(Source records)
========

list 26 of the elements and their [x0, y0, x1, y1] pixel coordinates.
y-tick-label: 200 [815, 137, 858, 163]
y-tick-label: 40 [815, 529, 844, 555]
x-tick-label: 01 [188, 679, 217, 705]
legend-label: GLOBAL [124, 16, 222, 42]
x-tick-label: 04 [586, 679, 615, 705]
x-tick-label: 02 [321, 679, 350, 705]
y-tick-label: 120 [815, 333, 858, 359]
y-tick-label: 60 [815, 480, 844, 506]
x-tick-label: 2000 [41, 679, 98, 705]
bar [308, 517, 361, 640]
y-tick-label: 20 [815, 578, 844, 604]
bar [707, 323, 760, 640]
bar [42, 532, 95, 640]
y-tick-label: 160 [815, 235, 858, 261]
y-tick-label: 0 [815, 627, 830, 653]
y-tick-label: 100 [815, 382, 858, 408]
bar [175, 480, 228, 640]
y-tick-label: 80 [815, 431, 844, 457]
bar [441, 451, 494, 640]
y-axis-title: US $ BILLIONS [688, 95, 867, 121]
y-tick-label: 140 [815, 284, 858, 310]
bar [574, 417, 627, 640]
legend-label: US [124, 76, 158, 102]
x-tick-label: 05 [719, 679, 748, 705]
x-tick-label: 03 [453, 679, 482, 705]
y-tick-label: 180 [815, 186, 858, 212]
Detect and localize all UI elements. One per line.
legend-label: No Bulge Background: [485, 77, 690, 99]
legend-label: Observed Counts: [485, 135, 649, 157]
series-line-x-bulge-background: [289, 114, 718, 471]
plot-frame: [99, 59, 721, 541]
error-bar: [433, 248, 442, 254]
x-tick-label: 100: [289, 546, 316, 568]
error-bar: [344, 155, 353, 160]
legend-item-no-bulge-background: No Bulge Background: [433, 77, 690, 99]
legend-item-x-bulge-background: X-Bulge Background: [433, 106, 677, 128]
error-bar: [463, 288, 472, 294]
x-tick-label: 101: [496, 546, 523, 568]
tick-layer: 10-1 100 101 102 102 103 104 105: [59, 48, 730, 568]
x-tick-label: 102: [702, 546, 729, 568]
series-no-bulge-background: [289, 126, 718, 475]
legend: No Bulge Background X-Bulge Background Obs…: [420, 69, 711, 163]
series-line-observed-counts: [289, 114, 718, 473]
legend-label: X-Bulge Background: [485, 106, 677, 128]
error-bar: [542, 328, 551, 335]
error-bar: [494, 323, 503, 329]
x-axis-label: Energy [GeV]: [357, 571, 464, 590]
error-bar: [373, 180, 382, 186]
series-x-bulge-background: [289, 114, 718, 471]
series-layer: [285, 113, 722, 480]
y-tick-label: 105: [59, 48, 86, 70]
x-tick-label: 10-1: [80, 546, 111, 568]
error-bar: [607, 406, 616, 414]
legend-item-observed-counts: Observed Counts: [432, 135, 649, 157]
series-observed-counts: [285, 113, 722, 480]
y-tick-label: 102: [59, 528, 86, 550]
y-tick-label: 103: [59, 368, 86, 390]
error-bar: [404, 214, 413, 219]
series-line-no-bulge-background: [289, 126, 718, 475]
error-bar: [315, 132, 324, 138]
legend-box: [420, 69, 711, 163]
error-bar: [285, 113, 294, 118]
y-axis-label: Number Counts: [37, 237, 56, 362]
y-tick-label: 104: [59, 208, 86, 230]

========

PROBLEM TO SOLVE |
Gather each line above that contains the string "legend", treating uppercase and lowercase letters as different.

FINISHED TASK |
legend-label: GLOBAL [124, 16, 222, 42]
legend-label: US [124, 76, 158, 102]
legend-label: No Bulge Background: [485, 77, 690, 99]
legend-label: Observed Counts: [485, 135, 649, 157]
legend-item-no-bulge-background: No Bulge Background: [433, 77, 690, 99]
legend-item-x-bulge-background: X-Bulge Background: [433, 106, 677, 128]
legend: No Bulge Background X-Bulge Background Obs…: [420, 69, 711, 163]
legend-label: X-Bulge Background: [485, 106, 677, 128]
legend-item-observed-counts: Observed Counts: [432, 135, 649, 157]
legend-box: [420, 69, 711, 163]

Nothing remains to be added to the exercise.